EXCERPTED DATA:
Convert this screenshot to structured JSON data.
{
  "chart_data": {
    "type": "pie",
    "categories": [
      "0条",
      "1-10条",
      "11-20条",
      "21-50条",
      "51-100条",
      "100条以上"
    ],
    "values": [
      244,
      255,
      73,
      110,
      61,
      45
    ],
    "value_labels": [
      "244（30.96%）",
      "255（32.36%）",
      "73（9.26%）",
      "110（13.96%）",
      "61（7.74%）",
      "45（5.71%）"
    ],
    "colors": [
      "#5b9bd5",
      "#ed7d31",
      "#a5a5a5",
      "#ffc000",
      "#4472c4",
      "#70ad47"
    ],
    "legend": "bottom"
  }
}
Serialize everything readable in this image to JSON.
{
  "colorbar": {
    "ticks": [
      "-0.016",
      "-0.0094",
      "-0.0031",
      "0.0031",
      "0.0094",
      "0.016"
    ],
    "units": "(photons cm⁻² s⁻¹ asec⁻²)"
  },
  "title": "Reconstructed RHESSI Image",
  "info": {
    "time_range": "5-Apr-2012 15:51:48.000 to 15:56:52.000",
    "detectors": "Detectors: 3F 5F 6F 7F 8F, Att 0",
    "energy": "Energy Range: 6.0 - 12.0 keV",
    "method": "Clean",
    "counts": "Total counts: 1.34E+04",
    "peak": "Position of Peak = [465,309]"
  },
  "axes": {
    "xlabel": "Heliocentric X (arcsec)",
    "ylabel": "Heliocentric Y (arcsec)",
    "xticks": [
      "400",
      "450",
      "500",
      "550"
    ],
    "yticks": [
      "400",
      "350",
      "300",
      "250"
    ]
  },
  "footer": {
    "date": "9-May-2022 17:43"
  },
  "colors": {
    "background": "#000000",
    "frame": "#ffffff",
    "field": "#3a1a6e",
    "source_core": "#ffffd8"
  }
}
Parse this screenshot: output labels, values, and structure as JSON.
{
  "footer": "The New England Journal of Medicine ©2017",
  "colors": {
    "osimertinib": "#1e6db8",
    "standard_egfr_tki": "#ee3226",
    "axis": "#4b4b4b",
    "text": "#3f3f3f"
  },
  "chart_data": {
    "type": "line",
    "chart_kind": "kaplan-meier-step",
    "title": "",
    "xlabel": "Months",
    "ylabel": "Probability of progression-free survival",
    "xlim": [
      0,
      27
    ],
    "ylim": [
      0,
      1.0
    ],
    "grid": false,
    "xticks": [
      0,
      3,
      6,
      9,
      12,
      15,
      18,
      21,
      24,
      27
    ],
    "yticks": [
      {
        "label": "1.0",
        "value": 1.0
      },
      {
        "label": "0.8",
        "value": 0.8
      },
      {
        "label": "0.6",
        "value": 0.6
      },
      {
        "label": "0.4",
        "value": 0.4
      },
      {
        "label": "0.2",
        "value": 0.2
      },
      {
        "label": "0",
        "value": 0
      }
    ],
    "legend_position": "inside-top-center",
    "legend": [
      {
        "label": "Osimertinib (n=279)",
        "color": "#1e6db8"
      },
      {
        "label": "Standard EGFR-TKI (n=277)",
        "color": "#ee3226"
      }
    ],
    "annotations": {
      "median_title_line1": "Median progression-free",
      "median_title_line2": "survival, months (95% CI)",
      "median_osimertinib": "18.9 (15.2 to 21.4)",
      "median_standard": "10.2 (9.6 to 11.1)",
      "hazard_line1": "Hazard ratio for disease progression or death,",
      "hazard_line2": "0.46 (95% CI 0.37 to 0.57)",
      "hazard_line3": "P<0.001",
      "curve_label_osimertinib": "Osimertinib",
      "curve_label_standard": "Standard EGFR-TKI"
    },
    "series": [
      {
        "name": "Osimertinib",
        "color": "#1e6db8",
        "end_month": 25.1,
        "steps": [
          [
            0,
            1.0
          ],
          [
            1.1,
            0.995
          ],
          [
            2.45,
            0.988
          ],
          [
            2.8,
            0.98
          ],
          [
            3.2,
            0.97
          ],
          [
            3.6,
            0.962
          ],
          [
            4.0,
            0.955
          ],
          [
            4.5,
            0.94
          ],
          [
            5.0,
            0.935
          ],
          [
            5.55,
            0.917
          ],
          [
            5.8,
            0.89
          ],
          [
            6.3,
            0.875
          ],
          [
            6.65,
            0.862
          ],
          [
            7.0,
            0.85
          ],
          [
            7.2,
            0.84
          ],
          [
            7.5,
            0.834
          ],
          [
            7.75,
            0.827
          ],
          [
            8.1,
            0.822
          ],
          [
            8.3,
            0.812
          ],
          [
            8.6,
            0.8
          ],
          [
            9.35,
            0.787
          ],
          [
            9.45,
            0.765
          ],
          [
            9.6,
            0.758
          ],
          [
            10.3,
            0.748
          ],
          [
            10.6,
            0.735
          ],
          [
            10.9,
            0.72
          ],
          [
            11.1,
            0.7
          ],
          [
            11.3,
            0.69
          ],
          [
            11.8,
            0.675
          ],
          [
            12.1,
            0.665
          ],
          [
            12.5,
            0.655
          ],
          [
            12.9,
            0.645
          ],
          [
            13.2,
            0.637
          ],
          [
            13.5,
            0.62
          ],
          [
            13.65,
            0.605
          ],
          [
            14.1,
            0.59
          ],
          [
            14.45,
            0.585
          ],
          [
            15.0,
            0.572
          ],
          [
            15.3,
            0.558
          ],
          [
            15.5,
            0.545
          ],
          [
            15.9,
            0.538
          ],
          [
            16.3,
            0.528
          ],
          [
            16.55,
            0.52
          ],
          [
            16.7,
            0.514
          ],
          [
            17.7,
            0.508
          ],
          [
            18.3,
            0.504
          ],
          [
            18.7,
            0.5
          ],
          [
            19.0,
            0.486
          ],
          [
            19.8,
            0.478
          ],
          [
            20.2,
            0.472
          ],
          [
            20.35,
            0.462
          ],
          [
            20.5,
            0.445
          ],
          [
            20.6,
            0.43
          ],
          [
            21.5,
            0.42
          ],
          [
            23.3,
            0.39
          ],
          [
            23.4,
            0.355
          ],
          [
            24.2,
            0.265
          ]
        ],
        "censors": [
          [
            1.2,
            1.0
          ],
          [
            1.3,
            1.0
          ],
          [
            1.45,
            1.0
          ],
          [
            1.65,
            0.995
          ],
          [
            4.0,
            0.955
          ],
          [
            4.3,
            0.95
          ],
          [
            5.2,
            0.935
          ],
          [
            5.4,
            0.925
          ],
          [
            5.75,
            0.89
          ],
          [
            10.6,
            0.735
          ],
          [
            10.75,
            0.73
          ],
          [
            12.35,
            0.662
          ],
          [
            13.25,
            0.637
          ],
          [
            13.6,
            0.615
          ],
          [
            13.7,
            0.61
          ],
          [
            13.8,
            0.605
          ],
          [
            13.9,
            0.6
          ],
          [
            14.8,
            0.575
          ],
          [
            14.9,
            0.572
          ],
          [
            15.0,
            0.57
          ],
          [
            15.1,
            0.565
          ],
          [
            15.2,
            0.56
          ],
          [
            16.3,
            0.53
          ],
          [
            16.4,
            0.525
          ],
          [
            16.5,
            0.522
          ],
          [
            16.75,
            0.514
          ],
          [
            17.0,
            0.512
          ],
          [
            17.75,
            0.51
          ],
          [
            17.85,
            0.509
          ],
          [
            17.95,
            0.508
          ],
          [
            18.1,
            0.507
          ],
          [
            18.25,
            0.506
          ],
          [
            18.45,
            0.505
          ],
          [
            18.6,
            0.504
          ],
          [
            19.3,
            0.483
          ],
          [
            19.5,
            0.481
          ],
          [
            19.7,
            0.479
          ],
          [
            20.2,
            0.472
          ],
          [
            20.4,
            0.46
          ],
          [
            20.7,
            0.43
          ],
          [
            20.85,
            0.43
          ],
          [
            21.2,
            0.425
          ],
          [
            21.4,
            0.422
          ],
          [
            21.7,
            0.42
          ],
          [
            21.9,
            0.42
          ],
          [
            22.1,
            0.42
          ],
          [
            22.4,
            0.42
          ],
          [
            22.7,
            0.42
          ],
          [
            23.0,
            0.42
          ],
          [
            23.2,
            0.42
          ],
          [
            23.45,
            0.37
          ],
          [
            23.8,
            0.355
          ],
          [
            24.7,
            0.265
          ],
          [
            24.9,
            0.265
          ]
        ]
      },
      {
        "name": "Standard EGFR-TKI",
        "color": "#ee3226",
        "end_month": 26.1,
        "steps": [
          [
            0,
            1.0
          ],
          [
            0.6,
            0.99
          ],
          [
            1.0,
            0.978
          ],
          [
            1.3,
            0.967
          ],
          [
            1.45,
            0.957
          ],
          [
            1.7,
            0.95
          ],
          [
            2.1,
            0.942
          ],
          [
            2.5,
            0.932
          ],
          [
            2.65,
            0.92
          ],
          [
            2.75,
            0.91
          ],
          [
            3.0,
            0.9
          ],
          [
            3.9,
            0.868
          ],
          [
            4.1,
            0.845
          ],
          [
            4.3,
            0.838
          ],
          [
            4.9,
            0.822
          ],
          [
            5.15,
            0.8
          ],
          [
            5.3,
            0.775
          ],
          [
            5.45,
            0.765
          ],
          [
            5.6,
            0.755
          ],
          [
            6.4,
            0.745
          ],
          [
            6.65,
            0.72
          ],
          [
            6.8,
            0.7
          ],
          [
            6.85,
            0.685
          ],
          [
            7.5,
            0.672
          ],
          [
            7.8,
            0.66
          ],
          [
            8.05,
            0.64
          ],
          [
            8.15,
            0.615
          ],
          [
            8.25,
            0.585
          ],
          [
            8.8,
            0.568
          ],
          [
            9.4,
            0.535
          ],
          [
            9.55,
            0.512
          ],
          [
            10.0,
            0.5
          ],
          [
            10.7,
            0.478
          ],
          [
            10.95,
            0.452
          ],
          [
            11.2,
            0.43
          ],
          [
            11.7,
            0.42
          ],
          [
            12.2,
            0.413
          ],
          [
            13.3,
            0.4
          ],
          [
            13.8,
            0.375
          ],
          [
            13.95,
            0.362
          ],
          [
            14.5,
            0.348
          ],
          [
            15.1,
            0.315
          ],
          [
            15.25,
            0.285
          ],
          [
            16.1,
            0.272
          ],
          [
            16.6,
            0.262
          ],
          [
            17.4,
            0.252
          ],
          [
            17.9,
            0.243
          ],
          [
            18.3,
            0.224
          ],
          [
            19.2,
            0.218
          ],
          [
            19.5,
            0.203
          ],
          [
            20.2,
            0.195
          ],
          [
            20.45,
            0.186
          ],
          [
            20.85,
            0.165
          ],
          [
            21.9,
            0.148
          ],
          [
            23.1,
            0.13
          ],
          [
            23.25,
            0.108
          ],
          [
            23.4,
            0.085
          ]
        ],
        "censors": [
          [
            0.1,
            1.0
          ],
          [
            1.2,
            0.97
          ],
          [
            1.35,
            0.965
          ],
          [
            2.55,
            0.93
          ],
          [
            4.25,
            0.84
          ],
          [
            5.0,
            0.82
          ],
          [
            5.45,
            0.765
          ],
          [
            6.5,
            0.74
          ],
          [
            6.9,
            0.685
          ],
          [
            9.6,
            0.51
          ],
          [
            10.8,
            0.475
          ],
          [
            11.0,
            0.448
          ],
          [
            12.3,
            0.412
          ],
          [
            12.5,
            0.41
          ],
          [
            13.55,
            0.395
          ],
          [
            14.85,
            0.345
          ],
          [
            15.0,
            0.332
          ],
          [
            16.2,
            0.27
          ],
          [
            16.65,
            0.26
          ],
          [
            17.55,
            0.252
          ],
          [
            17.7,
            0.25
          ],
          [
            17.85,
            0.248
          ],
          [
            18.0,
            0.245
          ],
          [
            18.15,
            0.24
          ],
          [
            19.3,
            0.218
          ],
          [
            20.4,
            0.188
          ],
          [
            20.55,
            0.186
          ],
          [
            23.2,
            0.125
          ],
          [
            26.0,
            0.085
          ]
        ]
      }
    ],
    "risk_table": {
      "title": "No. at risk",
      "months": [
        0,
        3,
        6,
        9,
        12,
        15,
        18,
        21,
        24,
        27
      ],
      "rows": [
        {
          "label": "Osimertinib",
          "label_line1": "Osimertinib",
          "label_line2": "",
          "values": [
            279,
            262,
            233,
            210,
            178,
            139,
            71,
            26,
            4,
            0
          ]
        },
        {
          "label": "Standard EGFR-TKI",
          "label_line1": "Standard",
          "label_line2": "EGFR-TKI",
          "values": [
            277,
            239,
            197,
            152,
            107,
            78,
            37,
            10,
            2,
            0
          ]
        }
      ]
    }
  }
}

SET EXERCISE: Search the entries for the word "ylabel" and gather every line where it appears.

ANSWER TO THIS EXERCISE:
    "ylabel": "Heliocentric Y (arcsec)",
    "ylabel": "Probability of progression-free survival",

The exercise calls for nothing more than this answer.